__RECORD SET__:
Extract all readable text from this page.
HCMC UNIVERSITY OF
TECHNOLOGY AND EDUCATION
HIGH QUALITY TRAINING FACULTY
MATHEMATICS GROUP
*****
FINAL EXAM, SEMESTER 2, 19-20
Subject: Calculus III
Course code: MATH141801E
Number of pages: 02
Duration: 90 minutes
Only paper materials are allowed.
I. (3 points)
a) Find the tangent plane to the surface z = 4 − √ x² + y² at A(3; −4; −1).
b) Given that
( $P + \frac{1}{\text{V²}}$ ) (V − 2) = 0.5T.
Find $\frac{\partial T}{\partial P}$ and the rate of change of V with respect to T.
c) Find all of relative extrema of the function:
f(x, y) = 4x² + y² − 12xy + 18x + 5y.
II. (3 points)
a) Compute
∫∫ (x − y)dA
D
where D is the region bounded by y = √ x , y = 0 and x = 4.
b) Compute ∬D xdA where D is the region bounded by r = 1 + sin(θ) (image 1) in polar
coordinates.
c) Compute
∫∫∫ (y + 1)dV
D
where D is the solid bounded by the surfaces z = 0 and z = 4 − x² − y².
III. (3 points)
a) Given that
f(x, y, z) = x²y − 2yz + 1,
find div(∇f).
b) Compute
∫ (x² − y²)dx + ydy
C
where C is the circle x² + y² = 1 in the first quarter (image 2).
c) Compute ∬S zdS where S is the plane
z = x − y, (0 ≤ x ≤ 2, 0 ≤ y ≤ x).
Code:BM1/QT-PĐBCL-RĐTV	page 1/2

__TO DO__: Repeat the entries exactly, all of them.

__RESULT OF THIS EXERCISE__:
Extract all readable text from this page.
HCMC UNIVERSITY OF
TECHNOLOGY AND EDUCATION
HIGH QUALITY TRAINING FACULTY
MATHEMATICS GROUP
*****
FINAL EXAM, SEMESTER 2, 19-20
Subject: Calculus III
Course code: MATH141801E
Number of pages: 02
Duration: 90 minutes
Only paper materials are allowed.
I. (3 points)
a) Find the tangent plane to the surface z = 4 − √ x² + y² at A(3; −4; −1).
b) Given that
( $P + \frac{1}{\text{V²}}$ ) (V − 2) = 0.5T.
Find $\frac{\partial T}{\partial P}$ and the rate of change of V with respect to T.
c) Find all of relative extrema of the function:
f(x, y) = 4x² + y² − 12xy + 18x + 5y.
II. (3 points)
a) Compute
∫∫ (x − y)dA
D
where D is the region bounded by y = √ x , y = 0 and x = 4.
b) Compute ∬D xdA where D is the region bounded by r = 1 + sin(θ) (image 1) in polar
coordinates.
c) Compute
∫∫∫ (y + 1)dV
D
where D is the solid bounded by the surfaces z = 0 and z = 4 − x² − y².
III. (3 points)
a) Given that
f(x, y, z) = x²y − 2yz + 1,
find div(∇f).
b) Compute
∫ (x² − y²)dx + ydy
C
where C is the circle x² + y² = 1 in the first quarter (image 2).
c) Compute ∬S zdS where S is the plane
z = x − y, (0 ≤ x ≤ 2, 0 ≤ y ≤ x).
Code:BM1/QT-PĐBCL-RĐTV	page 1/2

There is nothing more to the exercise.